» PROBLEM STATEMENT
Find how many lines of the listing include the string "JSON", and report only that figure.

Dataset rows
──────────────────────────────

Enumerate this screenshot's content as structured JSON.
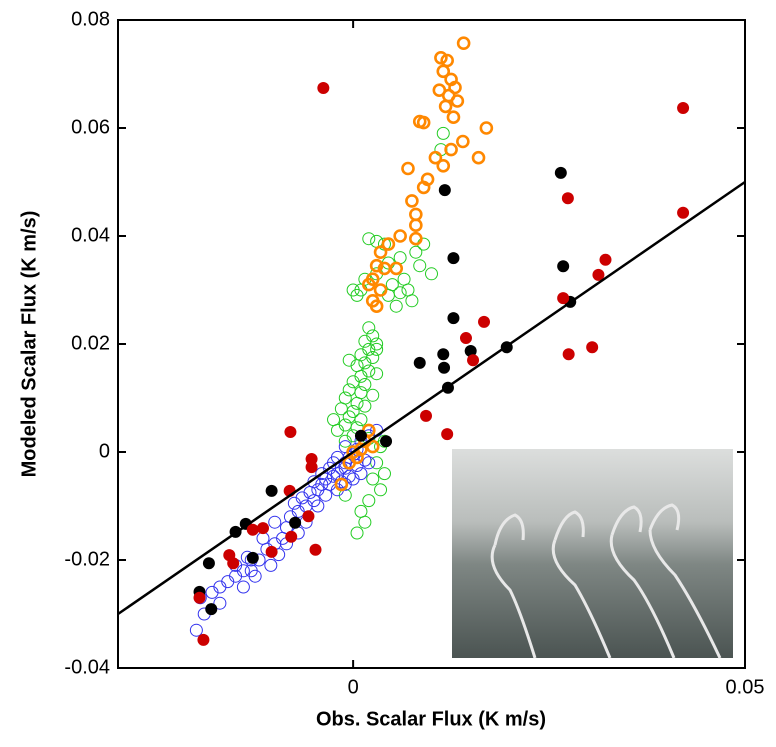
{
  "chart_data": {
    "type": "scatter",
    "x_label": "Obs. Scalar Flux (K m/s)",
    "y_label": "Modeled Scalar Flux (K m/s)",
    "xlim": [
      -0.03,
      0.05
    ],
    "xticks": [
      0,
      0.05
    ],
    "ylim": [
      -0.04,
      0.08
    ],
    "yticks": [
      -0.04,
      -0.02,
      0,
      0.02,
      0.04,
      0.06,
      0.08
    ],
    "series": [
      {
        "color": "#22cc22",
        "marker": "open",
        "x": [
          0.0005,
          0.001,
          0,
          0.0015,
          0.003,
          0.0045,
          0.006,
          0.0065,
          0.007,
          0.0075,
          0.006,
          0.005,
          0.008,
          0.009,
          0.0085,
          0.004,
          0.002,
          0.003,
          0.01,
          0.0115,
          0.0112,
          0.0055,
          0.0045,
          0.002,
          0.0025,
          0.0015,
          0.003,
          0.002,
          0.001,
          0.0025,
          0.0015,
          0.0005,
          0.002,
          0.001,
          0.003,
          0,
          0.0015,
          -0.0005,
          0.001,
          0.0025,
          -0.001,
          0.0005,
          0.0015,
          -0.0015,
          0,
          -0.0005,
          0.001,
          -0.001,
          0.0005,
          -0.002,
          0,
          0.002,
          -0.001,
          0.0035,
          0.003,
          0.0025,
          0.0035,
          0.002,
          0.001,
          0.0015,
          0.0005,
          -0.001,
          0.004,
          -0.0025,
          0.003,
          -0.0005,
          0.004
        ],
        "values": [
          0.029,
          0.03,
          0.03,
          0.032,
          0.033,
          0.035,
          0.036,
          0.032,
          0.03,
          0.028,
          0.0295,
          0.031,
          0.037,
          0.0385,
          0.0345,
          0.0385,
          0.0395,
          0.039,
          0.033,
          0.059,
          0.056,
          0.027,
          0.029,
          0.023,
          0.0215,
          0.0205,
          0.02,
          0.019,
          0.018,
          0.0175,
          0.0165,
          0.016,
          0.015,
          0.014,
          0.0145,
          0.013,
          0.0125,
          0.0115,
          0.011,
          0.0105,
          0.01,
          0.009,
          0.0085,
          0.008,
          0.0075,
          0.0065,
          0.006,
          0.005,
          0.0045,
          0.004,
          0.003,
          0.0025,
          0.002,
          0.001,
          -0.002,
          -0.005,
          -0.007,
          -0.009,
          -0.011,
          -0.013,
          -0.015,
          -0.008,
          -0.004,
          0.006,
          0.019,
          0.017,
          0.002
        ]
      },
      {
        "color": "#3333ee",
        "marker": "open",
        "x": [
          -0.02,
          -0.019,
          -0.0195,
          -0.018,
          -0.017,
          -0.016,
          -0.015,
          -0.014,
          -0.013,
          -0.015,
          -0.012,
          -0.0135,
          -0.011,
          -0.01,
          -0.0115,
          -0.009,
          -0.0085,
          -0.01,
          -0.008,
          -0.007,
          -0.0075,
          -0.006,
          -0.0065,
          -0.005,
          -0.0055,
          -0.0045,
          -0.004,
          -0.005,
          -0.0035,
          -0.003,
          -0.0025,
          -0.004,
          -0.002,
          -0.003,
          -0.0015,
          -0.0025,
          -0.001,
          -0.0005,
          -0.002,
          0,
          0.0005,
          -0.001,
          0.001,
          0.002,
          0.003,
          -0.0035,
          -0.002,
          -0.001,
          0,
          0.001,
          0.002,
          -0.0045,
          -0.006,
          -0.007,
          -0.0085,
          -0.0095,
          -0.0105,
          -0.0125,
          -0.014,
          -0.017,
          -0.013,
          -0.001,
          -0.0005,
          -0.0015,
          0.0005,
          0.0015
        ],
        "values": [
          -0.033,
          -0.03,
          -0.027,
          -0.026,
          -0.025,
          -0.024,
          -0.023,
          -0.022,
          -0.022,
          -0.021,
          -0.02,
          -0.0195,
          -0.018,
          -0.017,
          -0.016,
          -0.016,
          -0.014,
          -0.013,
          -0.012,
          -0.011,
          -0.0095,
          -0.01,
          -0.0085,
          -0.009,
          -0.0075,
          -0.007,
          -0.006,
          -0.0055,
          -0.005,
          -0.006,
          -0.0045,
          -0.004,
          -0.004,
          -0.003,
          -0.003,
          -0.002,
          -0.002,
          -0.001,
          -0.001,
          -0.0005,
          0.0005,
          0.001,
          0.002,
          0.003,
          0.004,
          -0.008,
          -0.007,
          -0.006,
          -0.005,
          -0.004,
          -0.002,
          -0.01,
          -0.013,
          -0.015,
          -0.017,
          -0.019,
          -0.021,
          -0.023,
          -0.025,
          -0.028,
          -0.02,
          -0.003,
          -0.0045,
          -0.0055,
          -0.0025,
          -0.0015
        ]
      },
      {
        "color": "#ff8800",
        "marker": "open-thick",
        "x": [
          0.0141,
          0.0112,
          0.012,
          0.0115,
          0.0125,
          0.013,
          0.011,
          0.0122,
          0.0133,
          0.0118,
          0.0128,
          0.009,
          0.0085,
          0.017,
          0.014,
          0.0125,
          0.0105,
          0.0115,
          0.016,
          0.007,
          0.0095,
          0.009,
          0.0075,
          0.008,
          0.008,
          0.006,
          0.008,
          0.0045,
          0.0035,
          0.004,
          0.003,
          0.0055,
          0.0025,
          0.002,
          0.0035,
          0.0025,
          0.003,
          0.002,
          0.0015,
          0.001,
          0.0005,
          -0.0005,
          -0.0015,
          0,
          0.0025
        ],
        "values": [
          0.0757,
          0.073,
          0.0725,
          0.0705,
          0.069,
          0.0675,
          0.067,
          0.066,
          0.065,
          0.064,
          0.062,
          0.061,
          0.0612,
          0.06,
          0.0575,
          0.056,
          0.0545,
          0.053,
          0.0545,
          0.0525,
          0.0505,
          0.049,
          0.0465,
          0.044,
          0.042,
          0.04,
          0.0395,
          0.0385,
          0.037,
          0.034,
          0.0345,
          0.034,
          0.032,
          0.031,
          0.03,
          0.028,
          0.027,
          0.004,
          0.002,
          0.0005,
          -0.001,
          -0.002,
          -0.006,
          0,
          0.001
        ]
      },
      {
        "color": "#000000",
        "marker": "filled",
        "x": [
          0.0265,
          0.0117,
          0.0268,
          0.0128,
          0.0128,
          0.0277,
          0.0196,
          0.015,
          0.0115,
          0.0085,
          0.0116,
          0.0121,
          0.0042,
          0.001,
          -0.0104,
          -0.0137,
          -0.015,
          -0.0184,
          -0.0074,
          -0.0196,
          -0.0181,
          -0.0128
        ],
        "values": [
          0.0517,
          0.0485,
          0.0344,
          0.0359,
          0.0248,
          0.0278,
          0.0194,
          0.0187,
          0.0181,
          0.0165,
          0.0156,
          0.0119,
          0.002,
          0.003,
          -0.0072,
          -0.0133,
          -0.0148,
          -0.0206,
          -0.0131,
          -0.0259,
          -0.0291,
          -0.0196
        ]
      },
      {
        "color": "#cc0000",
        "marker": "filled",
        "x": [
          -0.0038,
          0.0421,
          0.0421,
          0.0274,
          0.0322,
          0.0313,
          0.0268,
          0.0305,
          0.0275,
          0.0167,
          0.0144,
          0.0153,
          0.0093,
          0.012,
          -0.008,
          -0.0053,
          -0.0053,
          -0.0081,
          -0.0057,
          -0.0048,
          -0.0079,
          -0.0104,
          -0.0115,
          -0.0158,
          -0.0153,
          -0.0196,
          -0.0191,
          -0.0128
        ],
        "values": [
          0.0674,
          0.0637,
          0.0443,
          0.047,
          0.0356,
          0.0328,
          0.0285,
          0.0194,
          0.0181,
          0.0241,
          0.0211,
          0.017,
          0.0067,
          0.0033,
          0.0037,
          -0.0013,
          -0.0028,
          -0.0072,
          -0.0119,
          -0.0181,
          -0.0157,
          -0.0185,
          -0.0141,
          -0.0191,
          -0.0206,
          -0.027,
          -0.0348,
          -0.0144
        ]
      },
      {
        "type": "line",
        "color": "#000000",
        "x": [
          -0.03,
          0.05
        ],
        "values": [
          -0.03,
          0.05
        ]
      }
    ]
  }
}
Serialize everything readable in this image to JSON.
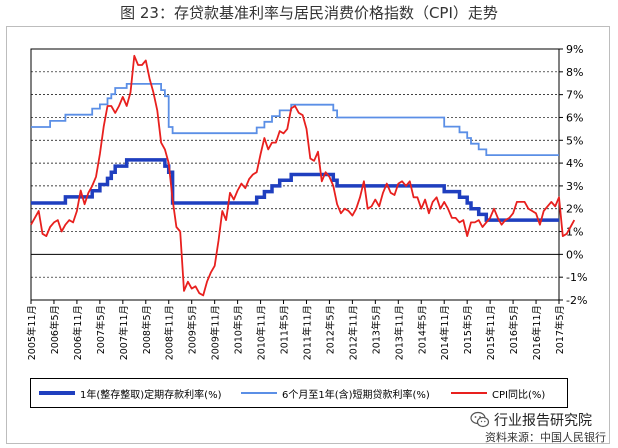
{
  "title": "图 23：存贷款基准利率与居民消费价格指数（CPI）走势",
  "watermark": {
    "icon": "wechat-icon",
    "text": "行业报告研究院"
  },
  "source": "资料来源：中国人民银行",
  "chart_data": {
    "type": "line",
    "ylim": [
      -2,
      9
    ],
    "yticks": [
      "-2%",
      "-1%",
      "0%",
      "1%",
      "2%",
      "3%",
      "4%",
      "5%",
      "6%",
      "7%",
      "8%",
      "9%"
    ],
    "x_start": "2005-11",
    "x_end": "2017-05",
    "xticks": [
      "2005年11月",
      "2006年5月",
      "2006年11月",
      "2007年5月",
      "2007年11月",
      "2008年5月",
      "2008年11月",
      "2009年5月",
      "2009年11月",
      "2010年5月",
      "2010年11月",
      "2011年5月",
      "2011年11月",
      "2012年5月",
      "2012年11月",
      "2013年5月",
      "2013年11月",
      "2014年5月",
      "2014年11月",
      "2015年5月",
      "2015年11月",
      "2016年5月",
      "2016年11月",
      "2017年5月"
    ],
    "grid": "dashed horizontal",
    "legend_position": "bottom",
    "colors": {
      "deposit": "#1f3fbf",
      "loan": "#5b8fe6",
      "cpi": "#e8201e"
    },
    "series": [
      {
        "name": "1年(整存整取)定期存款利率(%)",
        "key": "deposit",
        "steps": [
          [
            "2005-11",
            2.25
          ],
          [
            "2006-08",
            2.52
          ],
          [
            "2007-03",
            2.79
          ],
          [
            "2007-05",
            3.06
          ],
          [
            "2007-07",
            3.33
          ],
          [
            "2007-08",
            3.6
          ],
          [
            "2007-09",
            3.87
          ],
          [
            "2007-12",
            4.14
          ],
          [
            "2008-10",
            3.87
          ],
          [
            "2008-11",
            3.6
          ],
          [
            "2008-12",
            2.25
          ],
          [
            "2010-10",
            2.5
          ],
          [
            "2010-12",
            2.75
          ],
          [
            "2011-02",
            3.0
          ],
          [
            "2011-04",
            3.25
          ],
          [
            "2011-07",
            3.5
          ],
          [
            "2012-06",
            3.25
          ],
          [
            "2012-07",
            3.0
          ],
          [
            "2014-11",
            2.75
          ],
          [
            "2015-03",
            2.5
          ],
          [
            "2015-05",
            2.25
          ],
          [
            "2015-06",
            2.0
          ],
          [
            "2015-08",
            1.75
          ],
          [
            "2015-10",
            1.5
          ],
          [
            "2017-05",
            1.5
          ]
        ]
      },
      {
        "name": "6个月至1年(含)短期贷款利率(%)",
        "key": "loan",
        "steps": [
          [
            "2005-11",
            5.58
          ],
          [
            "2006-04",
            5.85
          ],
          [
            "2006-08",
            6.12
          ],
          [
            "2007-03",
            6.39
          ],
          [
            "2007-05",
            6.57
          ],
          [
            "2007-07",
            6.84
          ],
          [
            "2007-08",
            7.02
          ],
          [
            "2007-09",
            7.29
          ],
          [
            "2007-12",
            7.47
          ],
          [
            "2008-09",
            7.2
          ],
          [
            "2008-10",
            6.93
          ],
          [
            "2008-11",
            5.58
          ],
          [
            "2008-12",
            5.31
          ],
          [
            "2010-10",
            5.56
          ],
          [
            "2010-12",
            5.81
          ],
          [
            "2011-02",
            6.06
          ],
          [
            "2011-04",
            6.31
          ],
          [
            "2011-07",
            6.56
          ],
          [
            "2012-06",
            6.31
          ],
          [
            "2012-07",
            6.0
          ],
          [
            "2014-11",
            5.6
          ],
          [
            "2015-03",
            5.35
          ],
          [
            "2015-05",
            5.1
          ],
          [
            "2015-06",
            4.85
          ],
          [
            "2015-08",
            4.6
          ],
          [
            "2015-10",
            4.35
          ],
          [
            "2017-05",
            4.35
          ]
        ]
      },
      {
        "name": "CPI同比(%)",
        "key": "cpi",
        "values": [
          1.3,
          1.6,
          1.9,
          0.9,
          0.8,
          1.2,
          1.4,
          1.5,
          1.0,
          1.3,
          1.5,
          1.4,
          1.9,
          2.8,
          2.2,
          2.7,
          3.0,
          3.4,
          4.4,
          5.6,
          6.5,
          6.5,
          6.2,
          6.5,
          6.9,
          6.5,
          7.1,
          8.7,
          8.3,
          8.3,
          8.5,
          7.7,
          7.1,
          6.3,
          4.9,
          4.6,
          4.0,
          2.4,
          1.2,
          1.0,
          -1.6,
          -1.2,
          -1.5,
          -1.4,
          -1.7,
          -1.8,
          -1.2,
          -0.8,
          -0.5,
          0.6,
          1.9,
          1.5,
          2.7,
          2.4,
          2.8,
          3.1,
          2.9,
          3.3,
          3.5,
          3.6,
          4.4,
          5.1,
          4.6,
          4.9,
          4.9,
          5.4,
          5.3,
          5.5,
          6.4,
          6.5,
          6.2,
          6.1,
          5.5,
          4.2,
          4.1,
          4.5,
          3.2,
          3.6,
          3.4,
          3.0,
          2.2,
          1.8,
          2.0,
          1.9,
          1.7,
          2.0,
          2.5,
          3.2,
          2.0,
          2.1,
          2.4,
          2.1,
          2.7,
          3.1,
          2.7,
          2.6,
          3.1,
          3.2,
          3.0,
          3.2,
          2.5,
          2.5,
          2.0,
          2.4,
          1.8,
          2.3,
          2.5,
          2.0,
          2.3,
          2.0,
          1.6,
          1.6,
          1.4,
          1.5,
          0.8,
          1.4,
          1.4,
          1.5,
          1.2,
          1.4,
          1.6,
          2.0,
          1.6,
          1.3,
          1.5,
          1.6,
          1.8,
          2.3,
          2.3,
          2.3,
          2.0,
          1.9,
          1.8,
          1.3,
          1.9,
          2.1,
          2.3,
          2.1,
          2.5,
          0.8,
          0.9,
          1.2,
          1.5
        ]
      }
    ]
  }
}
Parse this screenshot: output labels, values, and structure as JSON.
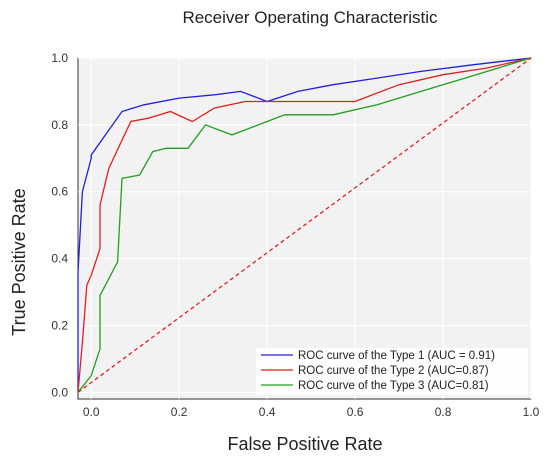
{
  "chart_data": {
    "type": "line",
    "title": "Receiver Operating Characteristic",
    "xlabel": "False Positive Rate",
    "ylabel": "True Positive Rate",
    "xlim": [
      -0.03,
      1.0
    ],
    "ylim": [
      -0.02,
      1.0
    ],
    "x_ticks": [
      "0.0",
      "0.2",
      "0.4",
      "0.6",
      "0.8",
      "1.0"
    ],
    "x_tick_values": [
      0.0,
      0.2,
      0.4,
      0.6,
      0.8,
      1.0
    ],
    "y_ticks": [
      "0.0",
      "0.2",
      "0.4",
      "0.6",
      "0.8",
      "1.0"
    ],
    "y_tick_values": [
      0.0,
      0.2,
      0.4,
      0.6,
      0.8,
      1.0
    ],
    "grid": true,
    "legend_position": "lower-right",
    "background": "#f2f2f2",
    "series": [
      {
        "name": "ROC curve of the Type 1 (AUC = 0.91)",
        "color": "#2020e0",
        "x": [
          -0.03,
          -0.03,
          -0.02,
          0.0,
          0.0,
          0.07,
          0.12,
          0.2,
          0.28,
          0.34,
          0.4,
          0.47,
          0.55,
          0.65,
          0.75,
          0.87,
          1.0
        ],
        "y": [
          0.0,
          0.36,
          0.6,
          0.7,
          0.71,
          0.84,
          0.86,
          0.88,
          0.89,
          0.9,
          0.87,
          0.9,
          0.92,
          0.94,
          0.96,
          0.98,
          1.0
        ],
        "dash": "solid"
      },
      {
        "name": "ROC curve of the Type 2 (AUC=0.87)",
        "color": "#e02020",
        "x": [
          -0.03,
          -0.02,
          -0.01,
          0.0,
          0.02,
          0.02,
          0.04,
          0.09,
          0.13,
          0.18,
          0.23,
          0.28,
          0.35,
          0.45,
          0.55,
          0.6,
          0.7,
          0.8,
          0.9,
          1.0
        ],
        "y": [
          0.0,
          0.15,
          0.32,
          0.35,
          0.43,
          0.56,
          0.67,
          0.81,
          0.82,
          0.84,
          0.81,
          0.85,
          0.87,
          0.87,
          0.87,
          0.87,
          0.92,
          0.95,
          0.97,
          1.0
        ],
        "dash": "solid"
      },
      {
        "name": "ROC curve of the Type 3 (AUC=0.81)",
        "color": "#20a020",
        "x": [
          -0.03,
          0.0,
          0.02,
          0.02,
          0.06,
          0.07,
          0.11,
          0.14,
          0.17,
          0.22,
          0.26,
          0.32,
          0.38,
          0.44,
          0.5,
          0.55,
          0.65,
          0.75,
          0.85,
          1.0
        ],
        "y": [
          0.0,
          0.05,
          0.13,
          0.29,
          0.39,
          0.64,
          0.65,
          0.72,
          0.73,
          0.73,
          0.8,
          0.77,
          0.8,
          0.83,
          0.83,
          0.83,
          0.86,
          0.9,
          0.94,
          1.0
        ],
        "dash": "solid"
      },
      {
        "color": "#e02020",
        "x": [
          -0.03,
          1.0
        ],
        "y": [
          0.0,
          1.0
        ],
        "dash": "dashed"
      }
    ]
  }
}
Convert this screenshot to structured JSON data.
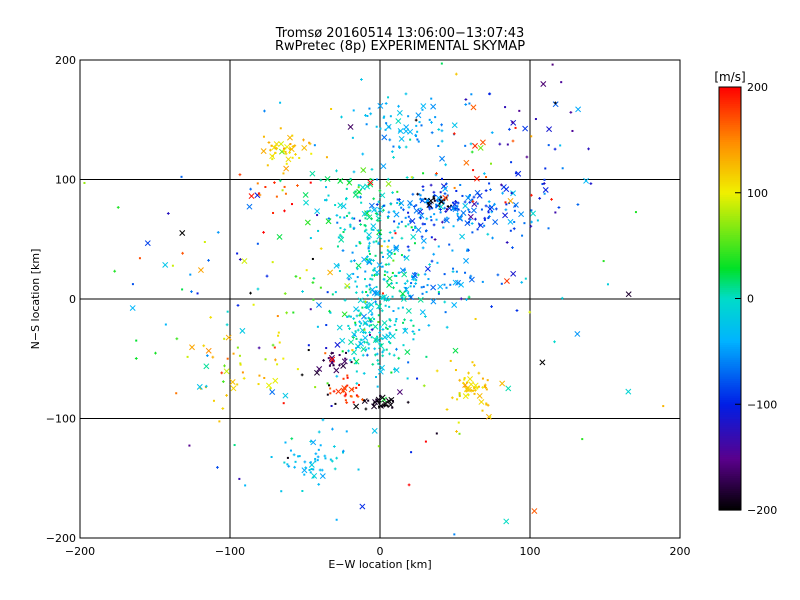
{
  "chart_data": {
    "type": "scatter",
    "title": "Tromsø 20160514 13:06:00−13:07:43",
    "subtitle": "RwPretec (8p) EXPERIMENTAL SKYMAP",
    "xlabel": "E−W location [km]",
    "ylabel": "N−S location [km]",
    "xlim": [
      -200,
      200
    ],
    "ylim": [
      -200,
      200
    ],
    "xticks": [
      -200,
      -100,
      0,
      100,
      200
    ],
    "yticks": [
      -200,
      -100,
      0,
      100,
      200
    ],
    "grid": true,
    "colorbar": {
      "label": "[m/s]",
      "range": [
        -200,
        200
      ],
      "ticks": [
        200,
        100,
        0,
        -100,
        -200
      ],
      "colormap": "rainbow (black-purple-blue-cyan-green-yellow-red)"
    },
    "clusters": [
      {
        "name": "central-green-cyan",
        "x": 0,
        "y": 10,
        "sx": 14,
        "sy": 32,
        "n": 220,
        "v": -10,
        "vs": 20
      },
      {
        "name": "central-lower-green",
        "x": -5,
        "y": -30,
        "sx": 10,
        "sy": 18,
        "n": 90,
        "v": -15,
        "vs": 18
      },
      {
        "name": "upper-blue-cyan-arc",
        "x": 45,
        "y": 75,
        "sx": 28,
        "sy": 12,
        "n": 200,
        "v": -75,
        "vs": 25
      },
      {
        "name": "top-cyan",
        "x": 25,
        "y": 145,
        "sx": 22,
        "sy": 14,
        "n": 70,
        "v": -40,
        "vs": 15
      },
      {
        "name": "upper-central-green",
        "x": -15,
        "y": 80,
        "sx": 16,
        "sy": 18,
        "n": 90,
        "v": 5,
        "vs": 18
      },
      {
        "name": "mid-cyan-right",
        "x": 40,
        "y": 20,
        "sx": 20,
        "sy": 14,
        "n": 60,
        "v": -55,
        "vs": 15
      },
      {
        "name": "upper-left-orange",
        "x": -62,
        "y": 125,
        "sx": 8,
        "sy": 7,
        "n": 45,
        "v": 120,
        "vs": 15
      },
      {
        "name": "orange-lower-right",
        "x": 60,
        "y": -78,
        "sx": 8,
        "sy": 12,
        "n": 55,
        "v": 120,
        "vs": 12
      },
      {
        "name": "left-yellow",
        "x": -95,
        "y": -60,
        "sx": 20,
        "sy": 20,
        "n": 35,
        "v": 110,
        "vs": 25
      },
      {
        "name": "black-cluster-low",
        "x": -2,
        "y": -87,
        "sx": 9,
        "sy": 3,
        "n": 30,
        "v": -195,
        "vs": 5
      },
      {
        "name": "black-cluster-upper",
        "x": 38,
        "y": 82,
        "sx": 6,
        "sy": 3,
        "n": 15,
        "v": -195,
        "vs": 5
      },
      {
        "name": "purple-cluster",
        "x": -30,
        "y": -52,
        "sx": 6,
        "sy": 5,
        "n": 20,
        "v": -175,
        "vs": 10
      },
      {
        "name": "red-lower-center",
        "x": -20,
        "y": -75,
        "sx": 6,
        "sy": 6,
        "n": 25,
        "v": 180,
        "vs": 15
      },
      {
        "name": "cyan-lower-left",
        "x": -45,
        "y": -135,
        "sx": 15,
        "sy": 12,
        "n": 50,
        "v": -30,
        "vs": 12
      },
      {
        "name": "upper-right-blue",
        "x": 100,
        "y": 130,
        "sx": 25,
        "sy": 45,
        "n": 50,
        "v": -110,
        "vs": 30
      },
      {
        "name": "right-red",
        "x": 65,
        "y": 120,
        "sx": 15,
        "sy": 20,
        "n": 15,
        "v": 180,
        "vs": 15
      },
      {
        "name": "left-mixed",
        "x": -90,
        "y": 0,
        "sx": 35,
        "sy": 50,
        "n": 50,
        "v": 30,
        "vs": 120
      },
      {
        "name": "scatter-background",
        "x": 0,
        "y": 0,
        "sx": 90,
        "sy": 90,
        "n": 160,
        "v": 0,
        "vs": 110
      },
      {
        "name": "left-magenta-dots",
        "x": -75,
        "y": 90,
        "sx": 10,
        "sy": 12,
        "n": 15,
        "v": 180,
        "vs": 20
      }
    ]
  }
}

──────────────────────────────

» WRITTEN RESPONSE
4